Copy out all the entries word for word.
▼
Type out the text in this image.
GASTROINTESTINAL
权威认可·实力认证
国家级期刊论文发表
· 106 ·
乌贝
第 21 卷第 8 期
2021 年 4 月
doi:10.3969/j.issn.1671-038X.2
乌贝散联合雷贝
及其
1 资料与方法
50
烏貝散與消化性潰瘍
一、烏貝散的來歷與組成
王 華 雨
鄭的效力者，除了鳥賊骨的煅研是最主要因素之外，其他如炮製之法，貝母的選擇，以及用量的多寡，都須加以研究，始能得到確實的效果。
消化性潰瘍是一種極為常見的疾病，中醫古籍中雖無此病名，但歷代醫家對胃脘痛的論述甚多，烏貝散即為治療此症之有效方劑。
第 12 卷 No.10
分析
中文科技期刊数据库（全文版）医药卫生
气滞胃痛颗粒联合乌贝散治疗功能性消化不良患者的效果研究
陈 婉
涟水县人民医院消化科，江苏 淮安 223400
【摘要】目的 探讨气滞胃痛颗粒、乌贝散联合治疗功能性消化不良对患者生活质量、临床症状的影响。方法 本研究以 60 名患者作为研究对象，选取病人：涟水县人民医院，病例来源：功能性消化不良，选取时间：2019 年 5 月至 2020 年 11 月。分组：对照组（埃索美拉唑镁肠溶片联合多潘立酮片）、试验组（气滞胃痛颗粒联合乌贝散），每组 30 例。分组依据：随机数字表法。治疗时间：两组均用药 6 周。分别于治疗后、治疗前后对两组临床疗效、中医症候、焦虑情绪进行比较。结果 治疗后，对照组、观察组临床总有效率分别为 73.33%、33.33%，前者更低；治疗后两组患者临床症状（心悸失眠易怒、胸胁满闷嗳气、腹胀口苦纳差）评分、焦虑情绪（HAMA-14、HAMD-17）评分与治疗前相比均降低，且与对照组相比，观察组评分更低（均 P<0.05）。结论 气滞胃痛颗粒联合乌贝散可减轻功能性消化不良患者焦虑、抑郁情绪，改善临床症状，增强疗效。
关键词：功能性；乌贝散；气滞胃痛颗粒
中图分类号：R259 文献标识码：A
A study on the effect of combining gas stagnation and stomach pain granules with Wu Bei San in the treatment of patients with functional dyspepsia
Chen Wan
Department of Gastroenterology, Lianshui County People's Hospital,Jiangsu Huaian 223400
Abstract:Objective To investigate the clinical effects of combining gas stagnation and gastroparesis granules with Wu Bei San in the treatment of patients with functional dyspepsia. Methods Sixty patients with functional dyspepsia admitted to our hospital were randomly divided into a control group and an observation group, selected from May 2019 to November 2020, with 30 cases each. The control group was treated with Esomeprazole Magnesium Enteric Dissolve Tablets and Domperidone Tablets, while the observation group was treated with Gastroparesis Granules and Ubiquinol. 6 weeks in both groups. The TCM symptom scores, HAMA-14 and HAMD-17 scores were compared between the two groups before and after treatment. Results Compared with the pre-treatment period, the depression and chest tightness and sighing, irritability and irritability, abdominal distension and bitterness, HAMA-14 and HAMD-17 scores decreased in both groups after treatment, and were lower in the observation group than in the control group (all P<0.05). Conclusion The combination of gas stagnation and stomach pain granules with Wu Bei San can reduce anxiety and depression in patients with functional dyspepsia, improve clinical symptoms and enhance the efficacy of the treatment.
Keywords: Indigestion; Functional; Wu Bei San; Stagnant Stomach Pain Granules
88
▲
§ Your solution:
Type out the text in this image.
GASTROINTESTINAL
权威认可·实力认证
国家级期刊论文发表
· 106 ·
乌贝
第 21 卷第 8 期
2021 年 4 月
doi:10.3969/j.issn.1671-038X.2
乌贝散联合雷贝
及其
1 资料与方法
50
烏貝散與消化性潰瘍
一、烏貝散的來歷與組成
王 華 雨
鄭的效力者，除了鳥賊骨的煅研是最主要因素之外，其他如炮製之法，貝母的選擇，以及用量的多寡，都須加以研究，始能得到確實的效果。
消化性潰瘍是一種極為常見的疾病，中醫古籍中雖無此病名，但歷代醫家對胃脘痛的論述甚多，烏貝散即為治療此症之有效方劑。
第 12 卷 No.10
分析
中文科技期刊数据库（全文版）医药卫生
气滞胃痛颗粒联合乌贝散治疗功能性消化不良患者的效果研究
陈 婉
涟水县人民医院消化科，江苏 淮安 223400
【摘要】目的 探讨气滞胃痛颗粒、乌贝散联合治疗功能性消化不良对患者生活质量、临床症状的影响。方法 本研究以 60 名患者作为研究对象，选取病人：涟水县人民医院，病例来源：功能性消化不良，选取时间：2019 年 5 月至 2020 年 11 月。分组：对照组（埃索美拉唑镁肠溶片联合多潘立酮片）、试验组（气滞胃痛颗粒联合乌贝散），每组 30 例。分组依据：随机数字表法。治疗时间：两组均用药 6 周。分别于治疗后、治疗前后对两组临床疗效、中医症候、焦虑情绪进行比较。结果 治疗后，对照组、观察组临床总有效率分别为 73.33%、33.33%，前者更低；治疗后两组患者临床症状（心悸失眠易怒、胸胁满闷嗳气、腹胀口苦纳差）评分、焦虑情绪（HAMA-14、HAMD-17）评分与治疗前相比均降低，且与对照组相比，观察组评分更低（均 P<0.05）。结论 气滞胃痛颗粒联合乌贝散可减轻功能性消化不良患者焦虑、抑郁情绪，改善临床症状，增强疗效。
关键词：功能性；乌贝散；气滞胃痛颗粒
中图分类号：R259 文献标识码：A
A study on the effect of combining gas stagnation and stomach pain granules with Wu Bei San in the treatment of patients with functional dyspepsia
Chen Wan
Department of Gastroenterology, Lianshui County People's Hospital,Jiangsu Huaian 223400
Abstract:Objective To investigate the clinical effects of combining gas stagnation and gastroparesis granules with Wu Bei San in the treatment of patients with functional dyspepsia. Methods Sixty patients with functional dyspepsia admitted to our hospital were randomly divided into a control group and an observation group, selected from May 2019 to November 2020, with 30 cases each. The control group was treated with Esomeprazole Magnesium Enteric Dissolve Tablets and Domperidone Tablets, while the observation group was treated with Gastroparesis Granules and Ubiquinol. 6 weeks in both groups. The TCM symptom scores, HAMA-14 and HAMD-17 scores were compared between the two groups before and after treatment. Results Compared with the pre-treatment period, the depression and chest tightness and sighing, irritability and irritability, abdominal distension and bitterness, HAMA-14 and HAMD-17 scores decreased in both groups after treatment, and were lower in the observation group than in the control group (all P<0.05). Conclusion The combination of gas stagnation and stomach pain granules with Wu Bei San can reduce anxiety and depression in patients with functional dyspepsia, improve clinical symptoms and enhance the efficacy of the treatment.
Keywords: Indigestion; Functional; Wu Bei San; Stagnant Stomach Pain Granules
88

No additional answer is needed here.